**WHAT YOU WILL DO**
Copy the items exactly as they appear, from the line with "data-label: 1591.20 [251,117,297,130]" to the line with "x-tick-label: 2010 [332,458,345,486]", both included.

**DATA FOR THIS EXERCISE**
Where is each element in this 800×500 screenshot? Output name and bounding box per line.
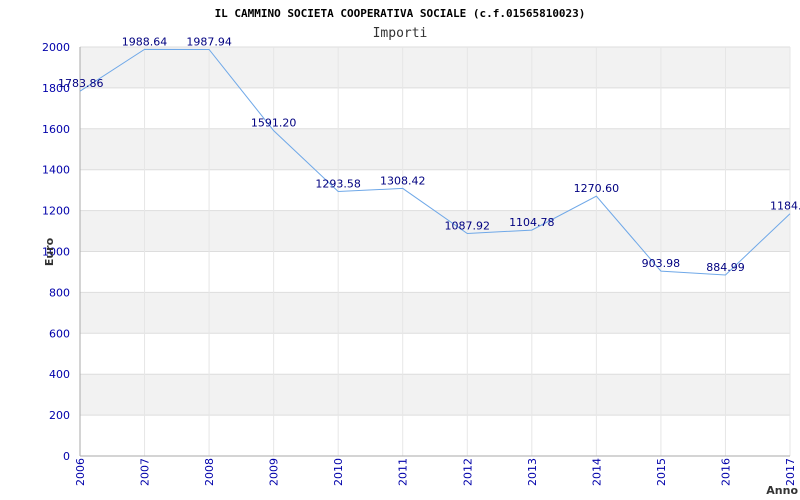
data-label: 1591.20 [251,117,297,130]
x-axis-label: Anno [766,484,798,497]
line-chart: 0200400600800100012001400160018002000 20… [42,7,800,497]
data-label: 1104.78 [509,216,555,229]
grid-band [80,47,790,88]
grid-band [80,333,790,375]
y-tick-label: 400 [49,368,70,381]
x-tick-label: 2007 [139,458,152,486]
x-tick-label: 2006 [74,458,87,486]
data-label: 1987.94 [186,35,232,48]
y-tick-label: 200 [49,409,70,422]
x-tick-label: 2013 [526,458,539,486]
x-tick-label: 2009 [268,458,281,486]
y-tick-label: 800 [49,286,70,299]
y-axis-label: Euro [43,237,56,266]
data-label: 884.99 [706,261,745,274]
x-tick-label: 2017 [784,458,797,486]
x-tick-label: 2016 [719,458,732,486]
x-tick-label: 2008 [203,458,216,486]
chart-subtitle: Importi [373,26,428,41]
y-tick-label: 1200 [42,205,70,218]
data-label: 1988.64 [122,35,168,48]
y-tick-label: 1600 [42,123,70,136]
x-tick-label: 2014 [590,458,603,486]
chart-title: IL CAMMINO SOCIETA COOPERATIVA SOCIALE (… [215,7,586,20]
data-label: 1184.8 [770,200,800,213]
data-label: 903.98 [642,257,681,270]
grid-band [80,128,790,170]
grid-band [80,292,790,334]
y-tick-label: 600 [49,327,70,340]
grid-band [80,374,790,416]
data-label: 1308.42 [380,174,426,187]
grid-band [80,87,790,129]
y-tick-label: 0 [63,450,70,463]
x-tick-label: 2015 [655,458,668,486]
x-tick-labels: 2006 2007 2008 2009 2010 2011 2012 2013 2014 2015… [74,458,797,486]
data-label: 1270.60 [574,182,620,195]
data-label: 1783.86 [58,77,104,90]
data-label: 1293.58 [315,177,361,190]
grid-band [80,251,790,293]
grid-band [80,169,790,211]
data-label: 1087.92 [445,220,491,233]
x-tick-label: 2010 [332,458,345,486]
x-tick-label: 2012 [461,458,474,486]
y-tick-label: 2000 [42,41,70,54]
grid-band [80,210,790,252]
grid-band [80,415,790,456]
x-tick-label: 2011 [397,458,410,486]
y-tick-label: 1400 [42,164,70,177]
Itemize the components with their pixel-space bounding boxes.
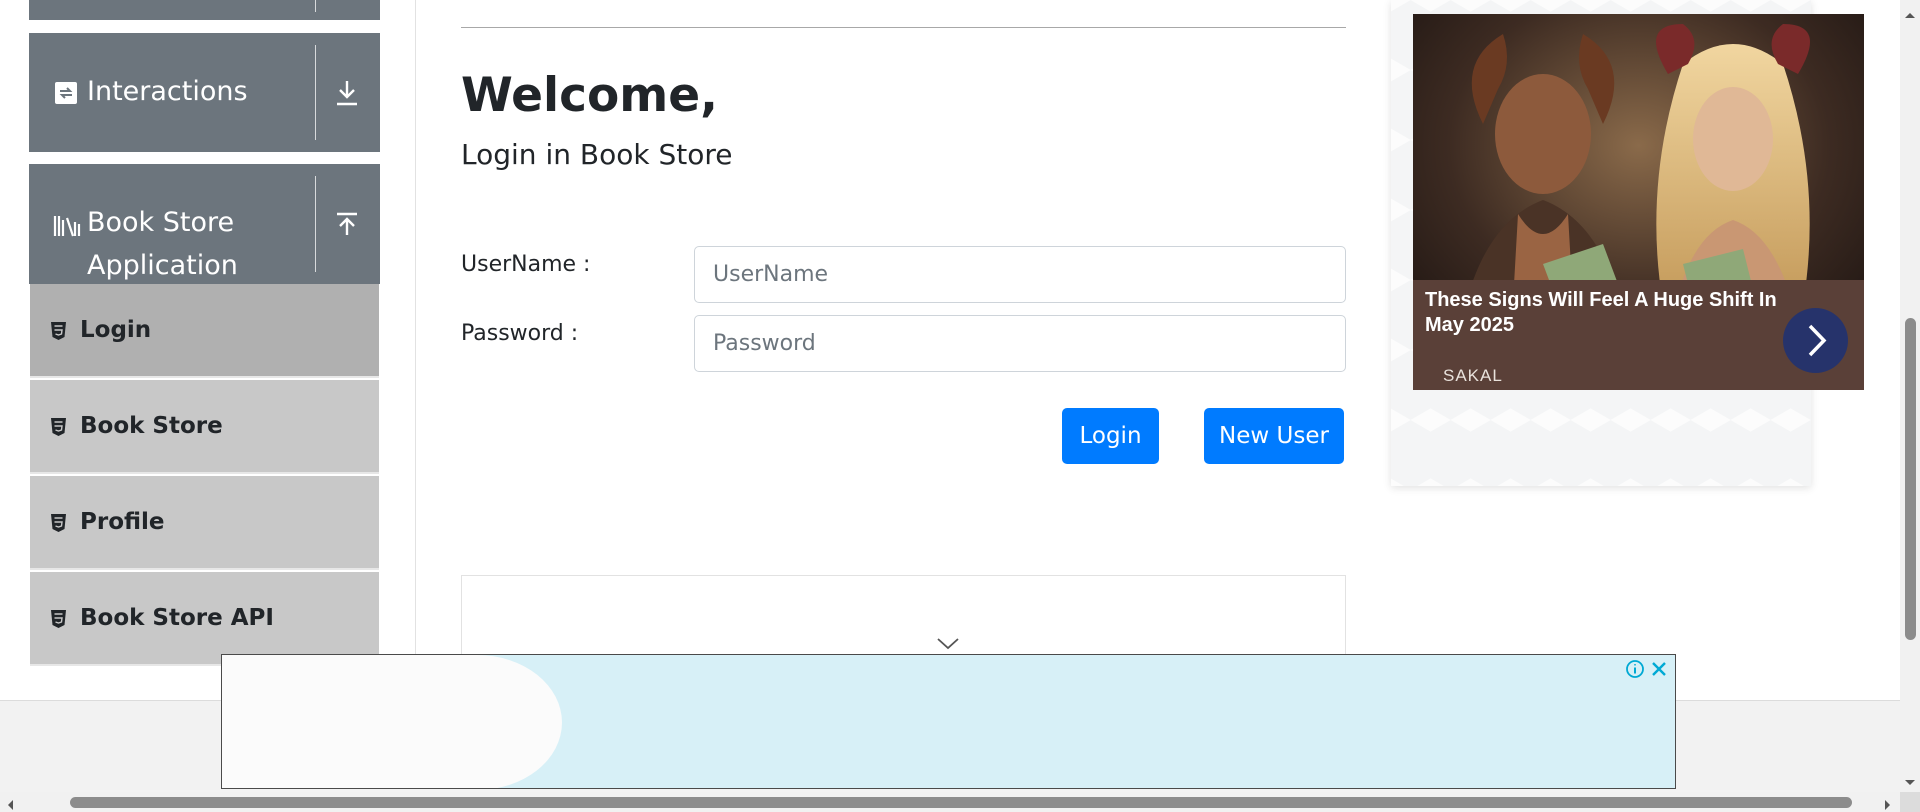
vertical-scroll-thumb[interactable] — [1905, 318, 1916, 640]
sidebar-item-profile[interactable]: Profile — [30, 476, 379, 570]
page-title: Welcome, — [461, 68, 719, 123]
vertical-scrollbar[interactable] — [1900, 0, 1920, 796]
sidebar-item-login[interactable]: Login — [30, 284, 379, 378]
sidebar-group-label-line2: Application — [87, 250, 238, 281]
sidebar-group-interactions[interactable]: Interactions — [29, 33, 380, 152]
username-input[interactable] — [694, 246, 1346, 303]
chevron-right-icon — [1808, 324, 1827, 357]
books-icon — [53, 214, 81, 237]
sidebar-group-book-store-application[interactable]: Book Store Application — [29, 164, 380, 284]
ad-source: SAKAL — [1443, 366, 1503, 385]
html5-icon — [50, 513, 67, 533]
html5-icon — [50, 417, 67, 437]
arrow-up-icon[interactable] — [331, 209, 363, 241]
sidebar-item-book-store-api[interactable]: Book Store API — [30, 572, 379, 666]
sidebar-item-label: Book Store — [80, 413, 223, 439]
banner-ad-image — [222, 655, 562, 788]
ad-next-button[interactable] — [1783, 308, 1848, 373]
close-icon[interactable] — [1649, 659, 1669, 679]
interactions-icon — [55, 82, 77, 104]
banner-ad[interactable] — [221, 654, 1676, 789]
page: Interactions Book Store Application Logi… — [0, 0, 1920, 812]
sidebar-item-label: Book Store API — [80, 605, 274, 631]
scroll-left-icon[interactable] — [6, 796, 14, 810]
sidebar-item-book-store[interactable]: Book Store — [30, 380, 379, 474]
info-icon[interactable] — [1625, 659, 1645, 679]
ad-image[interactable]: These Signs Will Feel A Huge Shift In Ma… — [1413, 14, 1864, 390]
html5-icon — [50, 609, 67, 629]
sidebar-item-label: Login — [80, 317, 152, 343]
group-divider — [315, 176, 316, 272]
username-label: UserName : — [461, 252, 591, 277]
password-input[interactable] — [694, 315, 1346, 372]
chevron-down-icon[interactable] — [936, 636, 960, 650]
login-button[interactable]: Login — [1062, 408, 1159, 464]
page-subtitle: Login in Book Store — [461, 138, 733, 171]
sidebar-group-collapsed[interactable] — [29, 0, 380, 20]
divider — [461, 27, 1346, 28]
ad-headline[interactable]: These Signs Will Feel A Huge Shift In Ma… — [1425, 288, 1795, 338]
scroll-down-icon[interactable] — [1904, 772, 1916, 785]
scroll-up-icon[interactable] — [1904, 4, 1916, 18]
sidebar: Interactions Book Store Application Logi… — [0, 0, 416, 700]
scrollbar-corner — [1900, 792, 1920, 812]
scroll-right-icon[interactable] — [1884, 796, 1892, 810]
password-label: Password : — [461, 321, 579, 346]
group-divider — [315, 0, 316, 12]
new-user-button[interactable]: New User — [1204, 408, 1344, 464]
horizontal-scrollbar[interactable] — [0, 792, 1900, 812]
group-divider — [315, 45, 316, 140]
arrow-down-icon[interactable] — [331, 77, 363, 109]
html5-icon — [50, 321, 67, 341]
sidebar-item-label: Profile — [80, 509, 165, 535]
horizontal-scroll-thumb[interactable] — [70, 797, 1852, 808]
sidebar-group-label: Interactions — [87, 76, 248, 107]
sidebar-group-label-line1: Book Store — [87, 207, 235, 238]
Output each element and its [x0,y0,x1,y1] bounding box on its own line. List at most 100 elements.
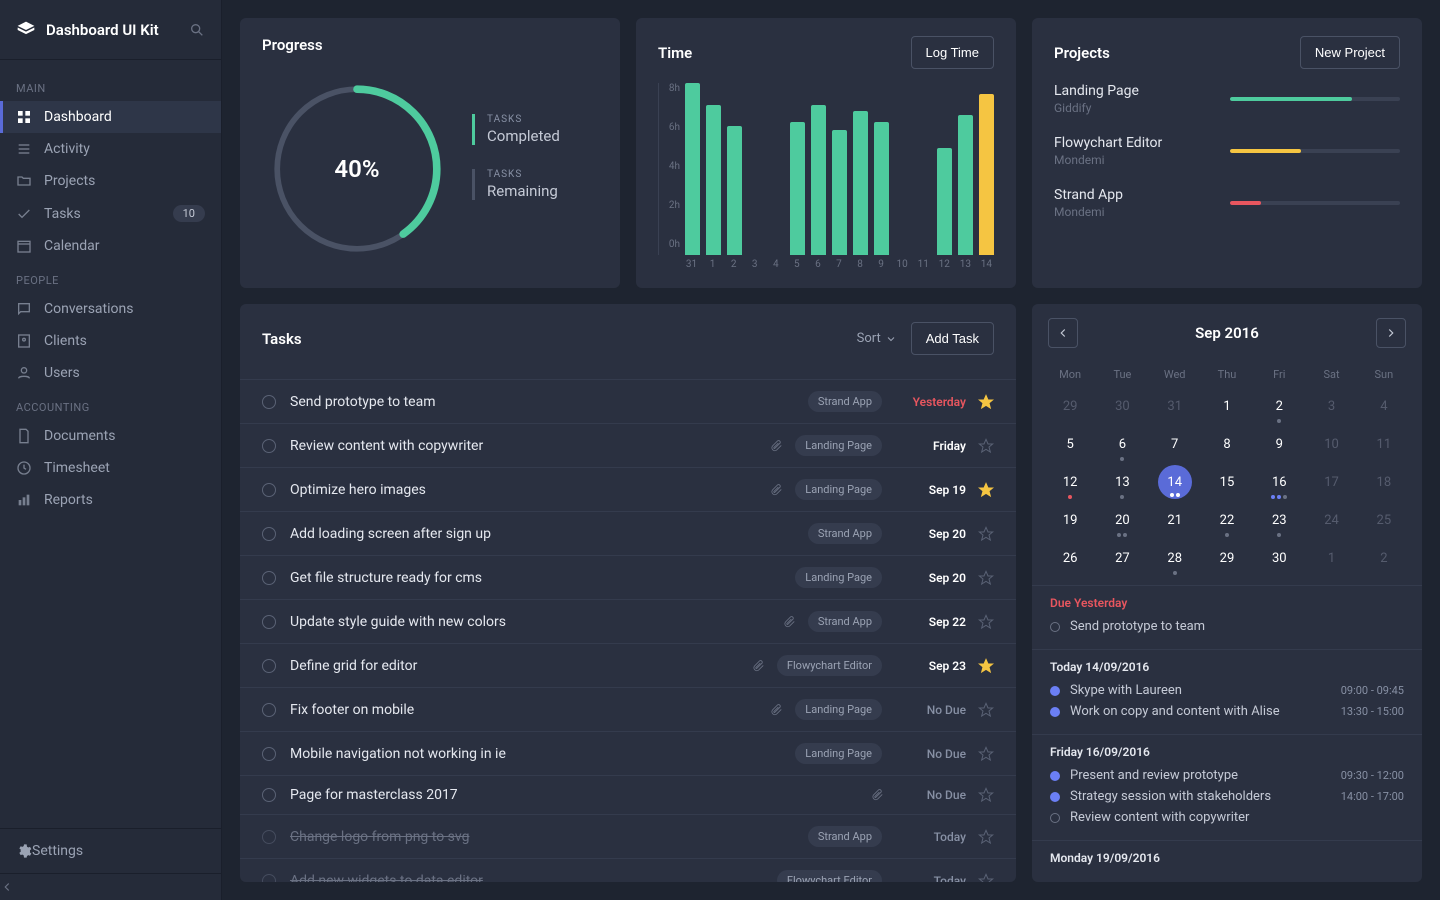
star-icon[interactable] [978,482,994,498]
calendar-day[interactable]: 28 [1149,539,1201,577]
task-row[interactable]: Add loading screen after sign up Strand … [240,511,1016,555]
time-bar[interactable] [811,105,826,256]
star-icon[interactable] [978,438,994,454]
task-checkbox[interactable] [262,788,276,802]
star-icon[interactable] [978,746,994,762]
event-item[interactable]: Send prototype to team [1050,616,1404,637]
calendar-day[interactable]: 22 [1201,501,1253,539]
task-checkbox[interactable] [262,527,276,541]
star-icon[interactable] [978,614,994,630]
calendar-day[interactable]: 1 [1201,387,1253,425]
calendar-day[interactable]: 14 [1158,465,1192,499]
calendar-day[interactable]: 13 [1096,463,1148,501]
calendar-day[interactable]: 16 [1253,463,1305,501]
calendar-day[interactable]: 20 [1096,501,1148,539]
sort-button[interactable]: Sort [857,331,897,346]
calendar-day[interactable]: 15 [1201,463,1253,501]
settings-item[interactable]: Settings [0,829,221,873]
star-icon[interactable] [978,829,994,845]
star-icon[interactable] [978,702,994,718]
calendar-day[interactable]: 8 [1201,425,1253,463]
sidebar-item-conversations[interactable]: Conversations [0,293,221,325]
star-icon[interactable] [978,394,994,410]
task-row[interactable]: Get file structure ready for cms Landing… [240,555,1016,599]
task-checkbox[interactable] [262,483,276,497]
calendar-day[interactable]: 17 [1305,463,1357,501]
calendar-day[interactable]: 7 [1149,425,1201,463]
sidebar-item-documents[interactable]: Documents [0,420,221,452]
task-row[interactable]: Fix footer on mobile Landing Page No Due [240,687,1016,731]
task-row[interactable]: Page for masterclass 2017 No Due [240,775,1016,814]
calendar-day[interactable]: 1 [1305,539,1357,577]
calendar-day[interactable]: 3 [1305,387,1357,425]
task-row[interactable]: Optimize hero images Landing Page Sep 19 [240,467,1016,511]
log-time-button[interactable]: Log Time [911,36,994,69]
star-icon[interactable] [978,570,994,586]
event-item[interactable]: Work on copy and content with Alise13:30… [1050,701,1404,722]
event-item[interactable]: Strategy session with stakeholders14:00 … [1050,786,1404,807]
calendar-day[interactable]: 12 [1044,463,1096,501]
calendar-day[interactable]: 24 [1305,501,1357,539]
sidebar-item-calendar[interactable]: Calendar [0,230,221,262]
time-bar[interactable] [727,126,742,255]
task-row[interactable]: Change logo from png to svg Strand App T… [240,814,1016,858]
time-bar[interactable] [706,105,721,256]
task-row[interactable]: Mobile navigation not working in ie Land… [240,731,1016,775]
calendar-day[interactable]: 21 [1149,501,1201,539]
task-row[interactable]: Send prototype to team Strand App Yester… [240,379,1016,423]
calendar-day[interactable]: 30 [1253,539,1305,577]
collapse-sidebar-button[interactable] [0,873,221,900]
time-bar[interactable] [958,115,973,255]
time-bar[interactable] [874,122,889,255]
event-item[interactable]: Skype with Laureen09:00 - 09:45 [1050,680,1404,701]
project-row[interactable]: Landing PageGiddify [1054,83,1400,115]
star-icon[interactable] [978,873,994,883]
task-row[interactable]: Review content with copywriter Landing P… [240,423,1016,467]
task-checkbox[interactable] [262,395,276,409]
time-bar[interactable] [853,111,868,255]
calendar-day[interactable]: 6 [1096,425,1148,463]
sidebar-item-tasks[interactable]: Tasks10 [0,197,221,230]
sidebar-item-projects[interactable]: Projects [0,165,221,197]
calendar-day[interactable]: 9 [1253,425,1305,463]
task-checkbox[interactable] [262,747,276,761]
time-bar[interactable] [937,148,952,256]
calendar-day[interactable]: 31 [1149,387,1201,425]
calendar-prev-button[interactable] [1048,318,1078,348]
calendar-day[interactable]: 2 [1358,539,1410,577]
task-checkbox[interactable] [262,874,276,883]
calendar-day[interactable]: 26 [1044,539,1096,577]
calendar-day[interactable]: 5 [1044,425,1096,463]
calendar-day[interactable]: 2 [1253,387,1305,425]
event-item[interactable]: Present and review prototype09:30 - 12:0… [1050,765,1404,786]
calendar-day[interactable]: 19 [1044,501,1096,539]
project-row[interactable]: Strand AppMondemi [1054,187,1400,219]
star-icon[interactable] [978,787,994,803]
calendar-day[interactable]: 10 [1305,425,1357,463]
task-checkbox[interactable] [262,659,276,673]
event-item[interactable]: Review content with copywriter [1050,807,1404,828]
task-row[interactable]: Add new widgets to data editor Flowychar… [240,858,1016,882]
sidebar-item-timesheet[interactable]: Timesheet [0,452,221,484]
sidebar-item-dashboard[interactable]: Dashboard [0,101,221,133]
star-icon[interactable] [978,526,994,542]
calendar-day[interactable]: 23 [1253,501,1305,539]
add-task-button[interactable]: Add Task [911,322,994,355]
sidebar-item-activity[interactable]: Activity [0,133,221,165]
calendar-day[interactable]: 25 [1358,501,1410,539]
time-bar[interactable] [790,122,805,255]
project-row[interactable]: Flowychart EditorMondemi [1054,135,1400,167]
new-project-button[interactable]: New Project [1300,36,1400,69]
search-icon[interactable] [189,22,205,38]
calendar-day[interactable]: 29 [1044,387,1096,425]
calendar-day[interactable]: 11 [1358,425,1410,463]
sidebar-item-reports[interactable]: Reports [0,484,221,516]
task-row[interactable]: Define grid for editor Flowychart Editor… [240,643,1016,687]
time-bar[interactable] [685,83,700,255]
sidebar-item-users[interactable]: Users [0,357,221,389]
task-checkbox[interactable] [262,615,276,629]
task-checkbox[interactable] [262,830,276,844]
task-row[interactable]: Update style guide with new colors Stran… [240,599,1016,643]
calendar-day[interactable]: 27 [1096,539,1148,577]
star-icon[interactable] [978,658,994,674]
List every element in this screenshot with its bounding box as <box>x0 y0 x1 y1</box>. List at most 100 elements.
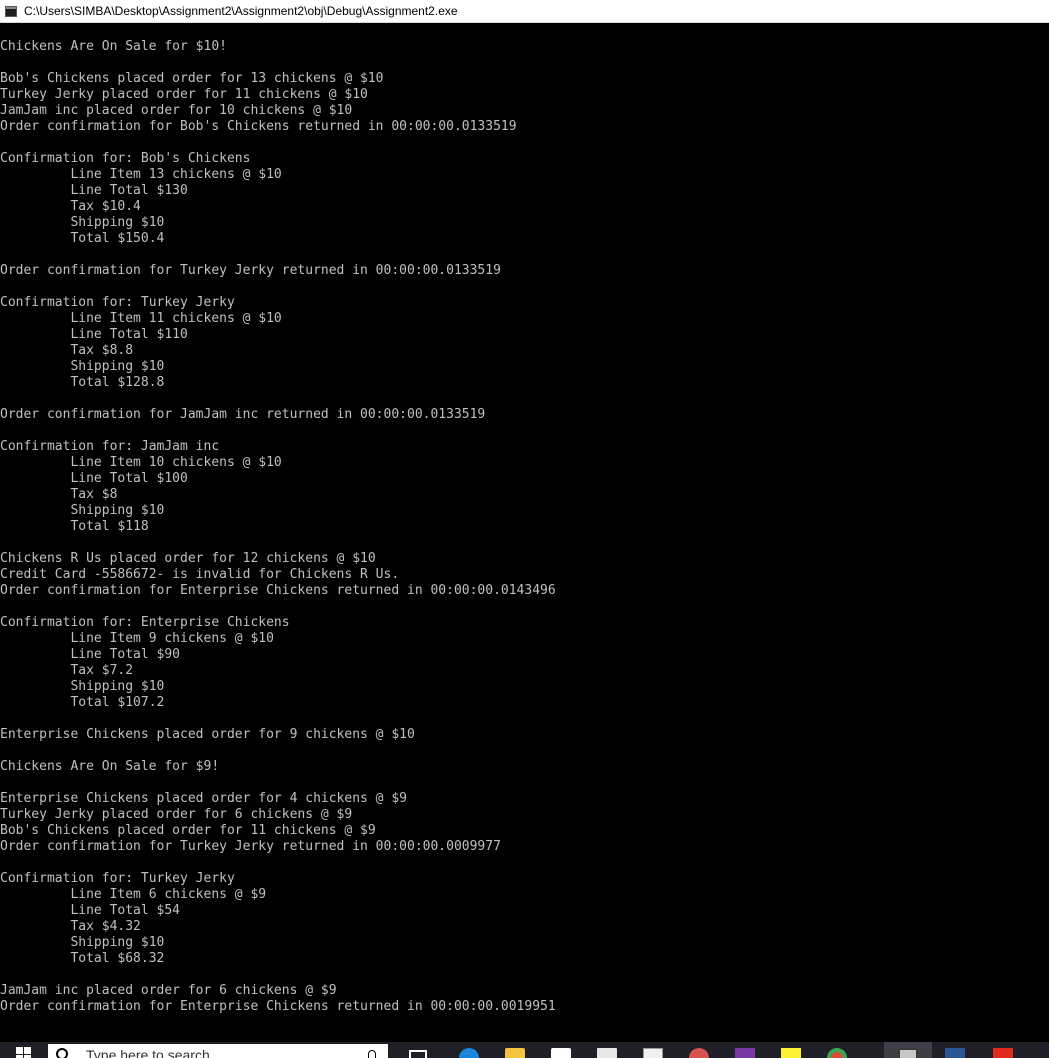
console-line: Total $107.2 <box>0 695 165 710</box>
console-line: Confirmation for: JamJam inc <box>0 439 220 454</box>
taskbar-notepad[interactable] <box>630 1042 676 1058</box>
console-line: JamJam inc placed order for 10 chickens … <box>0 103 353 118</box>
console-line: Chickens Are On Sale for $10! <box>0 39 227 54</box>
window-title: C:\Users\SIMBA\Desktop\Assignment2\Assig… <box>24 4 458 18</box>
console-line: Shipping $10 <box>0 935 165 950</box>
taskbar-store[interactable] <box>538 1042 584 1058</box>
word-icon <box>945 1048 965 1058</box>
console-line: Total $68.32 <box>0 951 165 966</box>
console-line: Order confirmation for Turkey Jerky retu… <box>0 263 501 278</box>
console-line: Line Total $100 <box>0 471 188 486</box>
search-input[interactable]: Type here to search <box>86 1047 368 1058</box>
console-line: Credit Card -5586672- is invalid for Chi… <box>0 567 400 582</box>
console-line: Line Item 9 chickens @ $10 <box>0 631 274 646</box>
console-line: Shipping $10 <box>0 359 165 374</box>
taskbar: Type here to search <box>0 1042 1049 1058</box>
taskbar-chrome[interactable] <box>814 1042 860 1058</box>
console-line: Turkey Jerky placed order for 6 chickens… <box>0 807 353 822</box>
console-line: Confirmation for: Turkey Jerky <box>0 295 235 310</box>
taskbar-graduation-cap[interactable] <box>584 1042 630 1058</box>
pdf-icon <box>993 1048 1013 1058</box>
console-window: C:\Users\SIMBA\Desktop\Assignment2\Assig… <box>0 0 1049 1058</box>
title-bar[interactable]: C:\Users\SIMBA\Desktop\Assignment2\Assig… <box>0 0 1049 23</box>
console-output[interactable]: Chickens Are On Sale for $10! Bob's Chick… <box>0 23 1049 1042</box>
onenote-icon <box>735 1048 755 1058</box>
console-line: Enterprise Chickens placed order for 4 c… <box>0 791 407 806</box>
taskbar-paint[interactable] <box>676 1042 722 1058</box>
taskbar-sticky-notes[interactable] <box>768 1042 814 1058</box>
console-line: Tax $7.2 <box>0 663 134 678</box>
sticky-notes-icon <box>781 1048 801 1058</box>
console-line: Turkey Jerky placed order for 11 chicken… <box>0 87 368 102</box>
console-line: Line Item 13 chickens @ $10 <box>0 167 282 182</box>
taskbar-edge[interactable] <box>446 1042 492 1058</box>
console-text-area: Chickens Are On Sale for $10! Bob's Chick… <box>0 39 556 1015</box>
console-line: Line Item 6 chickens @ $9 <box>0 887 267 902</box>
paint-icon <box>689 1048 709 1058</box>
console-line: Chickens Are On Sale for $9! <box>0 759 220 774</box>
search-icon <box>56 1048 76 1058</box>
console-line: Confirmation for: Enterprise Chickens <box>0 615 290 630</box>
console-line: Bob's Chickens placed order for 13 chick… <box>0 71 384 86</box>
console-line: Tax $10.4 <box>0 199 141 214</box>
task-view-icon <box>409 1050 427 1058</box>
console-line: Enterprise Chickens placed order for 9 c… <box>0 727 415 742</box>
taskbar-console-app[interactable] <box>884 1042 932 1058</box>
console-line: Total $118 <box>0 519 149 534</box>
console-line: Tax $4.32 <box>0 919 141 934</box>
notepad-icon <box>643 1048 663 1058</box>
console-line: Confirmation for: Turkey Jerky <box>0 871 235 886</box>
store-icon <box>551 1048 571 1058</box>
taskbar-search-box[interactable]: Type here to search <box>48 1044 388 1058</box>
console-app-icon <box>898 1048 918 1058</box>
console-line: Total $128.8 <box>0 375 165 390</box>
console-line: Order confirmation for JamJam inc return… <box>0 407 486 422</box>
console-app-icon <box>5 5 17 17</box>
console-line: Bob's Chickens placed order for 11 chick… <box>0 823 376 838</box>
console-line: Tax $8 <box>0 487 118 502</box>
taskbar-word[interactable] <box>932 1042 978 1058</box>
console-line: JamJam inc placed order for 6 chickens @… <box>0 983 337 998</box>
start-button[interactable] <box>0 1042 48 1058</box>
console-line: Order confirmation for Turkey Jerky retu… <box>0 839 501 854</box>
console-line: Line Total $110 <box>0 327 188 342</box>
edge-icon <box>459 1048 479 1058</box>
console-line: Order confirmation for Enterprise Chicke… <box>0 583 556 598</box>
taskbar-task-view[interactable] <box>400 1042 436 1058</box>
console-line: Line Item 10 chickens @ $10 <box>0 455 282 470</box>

**EXERCISE ANSWER**
data-label: 1591.20 [251,117,297,130]
x-axis-label: Anno [766,484,798,497]
line-chart: 0200400600800100012001400160018002000 20… [42,7,800,497]
data-label: 1104.78 [509,216,555,229]
grid-band [80,47,790,88]
grid-band [80,333,790,375]
y-tick-label: 400 [49,368,70,381]
x-tick-label: 2007 [139,458,152,486]
x-tick-label: 2006 [74,458,87,486]
data-label: 1987.94 [186,35,232,48]
y-tick-label: 200 [49,409,70,422]
x-tick-label: 2013 [526,458,539,486]
x-tick-label: 2009 [268,458,281,486]
y-tick-label: 800 [49,286,70,299]
y-axis-label: Euro [43,237,56,266]
data-label: 884.99 [706,261,745,274]
x-tick-label: 2017 [784,458,797,486]
x-tick-label: 2016 [719,458,732,486]
x-tick-label: 2008 [203,458,216,486]
chart-subtitle: Importi [373,26,428,41]
y-tick-label: 1200 [42,205,70,218]
data-label: 1988.64 [122,35,168,48]
y-tick-label: 1600 [42,123,70,136]
x-tick-label: 2014 [590,458,603,486]
chart-title: IL CAMMINO SOCIETA COOPERATIVA SOCIALE (… [215,7,586,20]
data-label: 1184.8 [770,200,800,213]
data-label: 903.98 [642,257,681,270]
grid-band [80,128,790,170]
grid-band [80,292,790,334]
y-tick-label: 600 [49,327,70,340]
grid-band [80,374,790,416]
data-label: 1308.42 [380,174,426,187]
grid-band [80,87,790,129]
y-tick-label: 0 [63,450,70,463]
x-tick-label: 2015 [655,458,668,486]
x-tick-labels: 2006 2007 2008 2009 2010 2011 2012 2013 2014 2015… [74,458,797,486]
data-label: 1270.60 [574,182,620,195]
data-label: 1783.86 [58,77,104,90]
data-label: 1293.58 [315,177,361,190]
grid-band [80,251,790,293]
grid-band [80,169,790,211]
data-label: 1087.92 [445,220,491,233]
x-tick-label: 2010 [332,458,345,486]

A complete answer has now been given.